#### 課題 1:
猫伝染性腹膜炎の投稿では、「猫伝染性腹膜炎」と「腹膜炎」の違いをどう説明しているか。
#### 課題 2:
猫伝染性腹膜炎の投稿の続きを、最後の文の後から書き進めてください。
──────── 学習用テキスト ────────
獣医師広報板ニュース

意見交換掲示板過去発言No.0000-200701-142

Re:猫伝染性腹膜炎
投稿日 2007年1月23日(火)16時24分 投稿者 プロキオン

タイトルが「猫伝染性腹膜炎」と記載されていますが、文中では「腹膜炎」の表現となっています。猫伝染性腹膜炎は特定の病名になりますが、「腹膜炎」の方は症状名であって特定の病名とはなりません。
なぜ、このような重箱の隅のようなことに言及しているのかというと、投稿文中に「12年前に購入して10日目に腹膜炎と診断され…」という部分があるからです。
猫伝染性腹膜炎は、子猫の頃に猫のコロナウイルスに感染して免疫抗体がつくられるようになって、それからウイルスの変異があってというような過程があります。
すなわち、コロナウイルスの感染が即「猫伝染性腹膜炎」ではありません。その後11年経過して今12年目として、この間に何もなかったのであれば、購入直後の「腹膜炎」との診断は「猫伝染性腹膜炎」であったのか、ただの症状名としての「腹膜炎」であったのか、どちらでしょう?
──────── 抽出データ ────────
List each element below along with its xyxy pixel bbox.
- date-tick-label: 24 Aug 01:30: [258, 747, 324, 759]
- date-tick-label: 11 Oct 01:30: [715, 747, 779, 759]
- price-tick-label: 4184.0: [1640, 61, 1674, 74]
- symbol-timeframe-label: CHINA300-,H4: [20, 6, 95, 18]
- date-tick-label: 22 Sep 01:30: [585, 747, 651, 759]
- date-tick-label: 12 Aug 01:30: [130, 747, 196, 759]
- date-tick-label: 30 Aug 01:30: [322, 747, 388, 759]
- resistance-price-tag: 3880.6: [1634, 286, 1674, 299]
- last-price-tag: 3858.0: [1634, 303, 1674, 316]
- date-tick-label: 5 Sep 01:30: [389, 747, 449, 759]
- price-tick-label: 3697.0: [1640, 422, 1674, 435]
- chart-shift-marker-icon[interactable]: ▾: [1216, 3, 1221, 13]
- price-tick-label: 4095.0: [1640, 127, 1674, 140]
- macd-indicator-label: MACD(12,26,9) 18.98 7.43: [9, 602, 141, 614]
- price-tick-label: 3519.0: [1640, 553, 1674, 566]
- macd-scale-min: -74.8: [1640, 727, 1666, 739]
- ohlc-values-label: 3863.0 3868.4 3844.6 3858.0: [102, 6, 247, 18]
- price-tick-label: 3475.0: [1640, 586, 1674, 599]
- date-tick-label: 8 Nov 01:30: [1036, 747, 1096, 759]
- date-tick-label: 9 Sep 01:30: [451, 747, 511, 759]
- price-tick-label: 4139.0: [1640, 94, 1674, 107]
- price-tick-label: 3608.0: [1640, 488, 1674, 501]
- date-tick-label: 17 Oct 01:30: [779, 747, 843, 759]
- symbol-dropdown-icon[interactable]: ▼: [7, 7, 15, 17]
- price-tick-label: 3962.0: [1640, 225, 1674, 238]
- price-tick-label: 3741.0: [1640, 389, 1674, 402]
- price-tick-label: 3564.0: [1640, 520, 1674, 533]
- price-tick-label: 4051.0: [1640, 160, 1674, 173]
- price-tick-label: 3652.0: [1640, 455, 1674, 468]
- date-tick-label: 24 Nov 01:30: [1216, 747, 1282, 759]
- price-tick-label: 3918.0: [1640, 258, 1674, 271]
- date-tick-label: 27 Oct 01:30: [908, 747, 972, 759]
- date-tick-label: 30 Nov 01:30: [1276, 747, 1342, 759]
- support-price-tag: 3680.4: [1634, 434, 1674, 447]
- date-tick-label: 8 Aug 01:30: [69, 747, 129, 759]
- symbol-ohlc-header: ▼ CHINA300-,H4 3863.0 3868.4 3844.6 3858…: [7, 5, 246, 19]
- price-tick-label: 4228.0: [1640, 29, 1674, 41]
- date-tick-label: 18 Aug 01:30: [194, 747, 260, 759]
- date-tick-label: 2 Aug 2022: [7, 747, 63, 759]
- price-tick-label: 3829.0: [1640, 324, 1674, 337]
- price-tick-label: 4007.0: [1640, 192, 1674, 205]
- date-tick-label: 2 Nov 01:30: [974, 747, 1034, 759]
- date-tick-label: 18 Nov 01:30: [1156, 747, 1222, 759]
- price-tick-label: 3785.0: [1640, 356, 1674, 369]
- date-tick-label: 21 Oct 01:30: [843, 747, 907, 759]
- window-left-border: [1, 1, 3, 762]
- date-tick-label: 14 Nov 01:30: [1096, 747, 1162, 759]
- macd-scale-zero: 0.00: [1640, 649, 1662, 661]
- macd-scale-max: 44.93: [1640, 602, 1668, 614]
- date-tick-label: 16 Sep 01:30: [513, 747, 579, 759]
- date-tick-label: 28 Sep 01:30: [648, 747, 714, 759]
────────
#### 解答 1:
猫伝染性腹膜炎は特定の病名だが、「腹膜炎」は症状名であって特定の病名ではない。

#### 解答 2:
経過から考えると、(1)猫のコロナウイルスに接触したが、猫伝染性腹膜炎ではなかった、(2)一般的な症状名としての腹膜炎であった、 のどちらかというようなことになりそうです。
この点を踏まえて、下記の部分を読むと、

>12年前に子猫を購入しましたが10日目で具合が悪くなり病院で腹膜炎と診断され 現在11才の雌猫が腹膜炎で入院中です。室内飼いなので元々猫自身が持っていたとしたら発症しないようにできる方法がありましたら

11歳の今、「腹膜炎」で入院中なのに、「発症しないようようにできる方法」と言うと、まだ伝染性腹膜炎は発症していないということになるのですよね?
ここまで読むと、こまささんは、猫コロナウイルスの抗体を保有している状態を「腹膜炎」と表現しているということなのでしょうか?

まず、発症していないコロナウイルス抗体保有猫の発症を完全に抑制できる方法というのは知られていません。これができるのであれば、猫の飼い主にとっては、かなりの朗報となります。多くの獣医師はウイルスが動き出さないようにストレスをできるだけ与えないようにと述べていると思います。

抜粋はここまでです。